● **TASK STATEMENT**: Output all of the records exactly as written.

□ □ □ □

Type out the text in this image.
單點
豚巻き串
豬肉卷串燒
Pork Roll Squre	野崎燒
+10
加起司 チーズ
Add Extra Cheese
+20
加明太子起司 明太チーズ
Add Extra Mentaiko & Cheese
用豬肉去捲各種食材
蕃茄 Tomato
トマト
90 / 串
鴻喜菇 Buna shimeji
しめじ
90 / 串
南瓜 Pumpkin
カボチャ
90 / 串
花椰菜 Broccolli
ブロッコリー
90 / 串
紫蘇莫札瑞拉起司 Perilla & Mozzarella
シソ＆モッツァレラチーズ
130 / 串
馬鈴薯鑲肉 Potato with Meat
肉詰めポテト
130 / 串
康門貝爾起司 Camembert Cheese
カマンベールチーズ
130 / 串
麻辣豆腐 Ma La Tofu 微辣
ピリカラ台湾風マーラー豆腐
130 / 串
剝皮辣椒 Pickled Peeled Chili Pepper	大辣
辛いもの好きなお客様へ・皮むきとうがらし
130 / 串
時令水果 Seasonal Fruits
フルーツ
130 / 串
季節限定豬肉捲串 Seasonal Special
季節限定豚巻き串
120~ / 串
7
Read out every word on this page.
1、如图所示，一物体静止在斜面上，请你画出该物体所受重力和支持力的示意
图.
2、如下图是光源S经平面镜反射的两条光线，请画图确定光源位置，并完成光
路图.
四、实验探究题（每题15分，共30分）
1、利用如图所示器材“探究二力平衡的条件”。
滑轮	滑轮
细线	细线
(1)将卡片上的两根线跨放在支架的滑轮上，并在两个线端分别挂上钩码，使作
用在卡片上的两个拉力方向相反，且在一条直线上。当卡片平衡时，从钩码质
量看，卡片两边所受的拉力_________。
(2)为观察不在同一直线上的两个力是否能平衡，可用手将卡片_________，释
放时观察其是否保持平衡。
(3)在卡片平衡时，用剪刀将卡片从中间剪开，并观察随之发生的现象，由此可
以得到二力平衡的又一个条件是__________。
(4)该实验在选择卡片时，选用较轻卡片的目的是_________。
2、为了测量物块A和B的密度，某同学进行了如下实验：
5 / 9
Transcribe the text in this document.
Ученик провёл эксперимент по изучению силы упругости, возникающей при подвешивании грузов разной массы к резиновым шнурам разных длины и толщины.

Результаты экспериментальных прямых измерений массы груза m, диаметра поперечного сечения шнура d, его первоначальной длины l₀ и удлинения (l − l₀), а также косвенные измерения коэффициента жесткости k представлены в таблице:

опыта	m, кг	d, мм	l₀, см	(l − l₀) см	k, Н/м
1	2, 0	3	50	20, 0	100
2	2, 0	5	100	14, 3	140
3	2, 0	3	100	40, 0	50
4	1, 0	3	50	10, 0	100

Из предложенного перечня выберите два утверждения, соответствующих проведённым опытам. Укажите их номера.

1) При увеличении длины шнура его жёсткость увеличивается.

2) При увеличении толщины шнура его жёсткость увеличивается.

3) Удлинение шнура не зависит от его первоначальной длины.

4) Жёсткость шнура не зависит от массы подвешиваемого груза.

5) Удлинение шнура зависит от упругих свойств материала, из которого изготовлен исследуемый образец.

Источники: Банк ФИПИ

□ □ □ □

● **RESULT OF THE EXERCISE**:
Type out the text in this image.
單點
豚巻き串
豬肉卷串燒
Pork Roll Squre	野崎燒
+10
加起司 チーズ
Add Extra Cheese
+20
加明太子起司 明太チーズ
Add Extra Mentaiko & Cheese
用豬肉去捲各種食材
蕃茄 Tomato
トマト
90 / 串
鴻喜菇 Buna shimeji
しめじ
90 / 串
南瓜 Pumpkin
カボチャ
90 / 串
花椰菜 Broccolli
ブロッコリー
90 / 串
紫蘇莫札瑞拉起司 Perilla & Mozzarella
シソ＆モッツァレラチーズ
130 / 串
馬鈴薯鑲肉 Potato with Meat
肉詰めポテト
130 / 串
康門貝爾起司 Camembert Cheese
カマンベールチーズ
130 / 串
麻辣豆腐 Ma La Tofu 微辣
ピリカラ台湾風マーラー豆腐
130 / 串
剝皮辣椒 Pickled Peeled Chili Pepper	大辣
辛いもの好きなお客様へ・皮むきとうがらし
130 / 串
時令水果 Seasonal Fruits
フルーツ
130 / 串
季節限定豬肉捲串 Seasonal Special
季節限定豚巻き串
120~ / 串
7
Read out every word on this page.
1、如图所示，一物体静止在斜面上，请你画出该物体所受重力和支持力的示意
图.
2、如下图是光源S经平面镜反射的两条光线，请画图确定光源位置，并完成光
路图.
四、实验探究题（每题15分，共30分）
1、利用如图所示器材“探究二力平衡的条件”。
滑轮	滑轮
细线	细线
(1)将卡片上的两根线跨放在支架的滑轮上，并在两个线端分别挂上钩码，使作
用在卡片上的两个拉力方向相反，且在一条直线上。当卡片平衡时，从钩码质
量看，卡片两边所受的拉力_________。
(2)为观察不在同一直线上的两个力是否能平衡，可用手将卡片_________，释
放时观察其是否保持平衡。
(3)在卡片平衡时，用剪刀将卡片从中间剪开，并观察随之发生的现象，由此可
以得到二力平衡的又一个条件是__________。
(4)该实验在选择卡片时，选用较轻卡片的目的是_________。
2、为了测量物块A和B的密度，某同学进行了如下实验：
5 / 9
Transcribe the text in this document.
Ученик провёл эксперимент по изучению силы упругости, возникающей при подвешивании грузов разной массы к резиновым шнурам разных длины и толщины.

Результаты экспериментальных прямых измерений массы груза m, диаметра поперечного сечения шнура d, его первоначальной длины l₀ и удлинения (l − l₀), а также косвенные измерения коэффициента жесткости k представлены в таблице:

опыта	m, кг	d, мм	l₀, см	(l − l₀) см	k, Н/м
1	2, 0	3	50	20, 0	100
2	2, 0	5	100	14, 3	140
3	2, 0	3	100	40, 0	50
4	1, 0	3	50	10, 0	100

Из предложенного перечня выберите два утверждения, соответствующих проведённым опытам. Укажите их номера.

1) При увеличении длины шнура его жёсткость увеличивается.

2) При увеличении толщины шнура его жёсткость увеличивается.

3) Удлинение шнура не зависит от его первоначальной длины.

4) Жёсткость шнура не зависит от массы подвешиваемого груза.

5) Удлинение шнура зависит от упругих свойств материала, из которого изготовлен исследуемый образец.

Источники: Банк ФИПИ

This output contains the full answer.